··· Entries provided

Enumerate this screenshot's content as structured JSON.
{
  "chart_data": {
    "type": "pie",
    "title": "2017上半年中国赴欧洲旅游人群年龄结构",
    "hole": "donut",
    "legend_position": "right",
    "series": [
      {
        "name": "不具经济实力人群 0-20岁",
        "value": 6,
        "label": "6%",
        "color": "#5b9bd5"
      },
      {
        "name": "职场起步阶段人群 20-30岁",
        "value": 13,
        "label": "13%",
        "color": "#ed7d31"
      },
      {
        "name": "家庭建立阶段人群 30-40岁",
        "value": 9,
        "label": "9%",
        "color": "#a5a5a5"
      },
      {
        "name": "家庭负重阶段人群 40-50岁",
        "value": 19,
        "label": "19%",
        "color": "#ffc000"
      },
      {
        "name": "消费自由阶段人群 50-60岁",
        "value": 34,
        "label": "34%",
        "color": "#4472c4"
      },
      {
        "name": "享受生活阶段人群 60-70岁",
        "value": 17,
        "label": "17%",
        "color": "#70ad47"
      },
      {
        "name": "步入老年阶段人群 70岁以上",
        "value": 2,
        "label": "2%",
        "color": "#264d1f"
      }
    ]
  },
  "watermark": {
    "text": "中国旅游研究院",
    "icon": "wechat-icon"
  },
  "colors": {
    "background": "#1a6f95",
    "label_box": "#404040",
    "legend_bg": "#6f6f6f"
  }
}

······

Using the listing above, reproduce each line without omission.

> **Output for this exercise**
Enumerate this screenshot's content as structured JSON.
{
  "chart_data": {
    "type": "pie",
    "title": "2017上半年中国赴欧洲旅游人群年龄结构",
    "hole": "donut",
    "legend_position": "right",
    "series": [
      {
        "name": "不具经济实力人群 0-20岁",
        "value": 6,
        "label": "6%",
        "color": "#5b9bd5"
      },
      {
        "name": "职场起步阶段人群 20-30岁",
        "value": 13,
        "label": "13%",
        "color": "#ed7d31"
      },
      {
        "name": "家庭建立阶段人群 30-40岁",
        "value": 9,
        "label": "9%",
        "color": "#a5a5a5"
      },
      {
        "name": "家庭负重阶段人群 40-50岁",
        "value": 19,
        "label": "19%",
        "color": "#ffc000"
      },
      {
        "name": "消费自由阶段人群 50-60岁",
        "value": 34,
        "label": "34%",
        "color": "#4472c4"
      },
      {
        "name": "享受生活阶段人群 60-70岁",
        "value": 17,
        "label": "17%",
        "color": "#70ad47"
      },
      {
        "name": "步入老年阶段人群 70岁以上",
        "value": 2,
        "label": "2%",
        "color": "#264d1f"
      }
    ]
  },
  "watermark": {
    "text": "中国旅游研究院",
    "icon": "wechat-icon"
  },
  "colors": {
    "background": "#1a6f95",
    "label_box": "#404040",
    "legend_bg": "#6f6f6f"
  }
}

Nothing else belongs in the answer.